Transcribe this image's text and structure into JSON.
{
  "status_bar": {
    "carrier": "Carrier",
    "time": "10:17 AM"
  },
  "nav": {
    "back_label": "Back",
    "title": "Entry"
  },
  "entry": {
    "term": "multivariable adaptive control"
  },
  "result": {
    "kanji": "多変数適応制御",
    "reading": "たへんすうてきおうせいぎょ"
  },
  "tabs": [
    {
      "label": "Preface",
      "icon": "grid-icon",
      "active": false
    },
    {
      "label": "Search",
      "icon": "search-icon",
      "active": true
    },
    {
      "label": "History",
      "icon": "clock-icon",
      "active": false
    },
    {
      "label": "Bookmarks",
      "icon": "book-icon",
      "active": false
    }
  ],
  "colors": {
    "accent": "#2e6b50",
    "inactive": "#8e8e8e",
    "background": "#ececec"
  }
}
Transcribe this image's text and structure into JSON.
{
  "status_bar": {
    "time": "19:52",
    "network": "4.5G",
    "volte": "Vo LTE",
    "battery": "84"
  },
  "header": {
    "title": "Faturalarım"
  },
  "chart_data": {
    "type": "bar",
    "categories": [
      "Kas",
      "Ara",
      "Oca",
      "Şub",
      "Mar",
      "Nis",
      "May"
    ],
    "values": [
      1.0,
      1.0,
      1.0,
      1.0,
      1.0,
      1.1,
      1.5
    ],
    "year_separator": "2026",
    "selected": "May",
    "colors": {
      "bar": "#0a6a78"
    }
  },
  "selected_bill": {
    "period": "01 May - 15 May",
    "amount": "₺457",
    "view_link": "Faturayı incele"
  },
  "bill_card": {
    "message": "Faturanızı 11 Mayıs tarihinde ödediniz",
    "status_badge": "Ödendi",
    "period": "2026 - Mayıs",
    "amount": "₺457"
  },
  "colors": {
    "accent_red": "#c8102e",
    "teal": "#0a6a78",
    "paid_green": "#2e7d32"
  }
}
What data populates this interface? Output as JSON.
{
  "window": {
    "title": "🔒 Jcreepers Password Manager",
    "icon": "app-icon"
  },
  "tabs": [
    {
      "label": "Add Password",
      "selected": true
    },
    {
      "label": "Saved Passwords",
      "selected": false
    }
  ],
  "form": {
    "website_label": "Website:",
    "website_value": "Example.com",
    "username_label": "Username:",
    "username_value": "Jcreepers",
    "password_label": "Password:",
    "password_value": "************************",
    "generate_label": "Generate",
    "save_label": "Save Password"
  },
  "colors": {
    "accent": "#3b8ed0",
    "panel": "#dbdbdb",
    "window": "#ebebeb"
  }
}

Do this
Your task is to repeat every line exactly.

Task solution
Transcribe this image's text and structure into JSON.
{
  "status_bar": {
    "carrier": "Carrier",
    "time": "10:17 AM"
  },
  "nav": {
    "back_label": "Back",
    "title": "Entry"
  },
  "entry": {
    "term": "multivariable adaptive control"
  },
  "result": {
    "kanji": "多変数適応制御",
    "reading": "たへんすうてきおうせいぎょ"
  },
  "tabs": [
    {
      "label": "Preface",
      "icon": "grid-icon",
      "active": false
    },
    {
      "label": "Search",
      "icon": "search-icon",
      "active": true
    },
    {
      "label": "History",
      "icon": "clock-icon",
      "active": false
    },
    {
      "label": "Bookmarks",
      "icon": "book-icon",
      "active": false
    }
  ],
  "colors": {
    "accent": "#2e6b50",
    "inactive": "#8e8e8e",
    "background": "#ececec"
  }
}
Transcribe this image's text and structure into JSON.
{
  "status_bar": {
    "time": "19:52",
    "network": "4.5G",
    "volte": "Vo LTE",
    "battery": "84"
  },
  "header": {
    "title": "Faturalarım"
  },
  "chart_data": {
    "type": "bar",
    "categories": [
      "Kas",
      "Ara",
      "Oca",
      "Şub",
      "Mar",
      "Nis",
      "May"
    ],
    "values": [
      1.0,
      1.0,
      1.0,
      1.0,
      1.0,
      1.1,
      1.5
    ],
    "year_separator": "2026",
    "selected": "May",
    "colors": {
      "bar": "#0a6a78"
    }
  },
  "selected_bill": {
    "period": "01 May - 15 May",
    "amount": "₺457",
    "view_link": "Faturayı incele"
  },
  "bill_card": {
    "message": "Faturanızı 11 Mayıs tarihinde ödediniz",
    "status_badge": "Ödendi",
    "period": "2026 - Mayıs",
    "amount": "₺457"
  },
  "colors": {
    "accent_red": "#c8102e",
    "teal": "#0a6a78",
    "paid_green": "#2e7d32"
  }
}
What data populates this interface? Output as JSON.
{
  "window": {
    "title": "🔒 Jcreepers Password Manager",
    "icon": "app-icon"
  },
  "tabs": [
    {
      "label": "Add Password",
      "selected": true
    },
    {
      "label": "Saved Passwords",
      "selected": false
    }
  ],
  "form": {
    "website_label": "Website:",
    "website_value": "Example.com",
    "username_label": "Username:",
    "username_value": "Jcreepers",
    "password_label": "Password:",
    "password_value": "************************",
    "generate_label": "Generate",
    "save_label": "Save Password"
  },
  "colors": {
    "accent": "#3b8ed0",
    "panel": "#dbdbdb",
    "window": "#ebebeb"
  }
}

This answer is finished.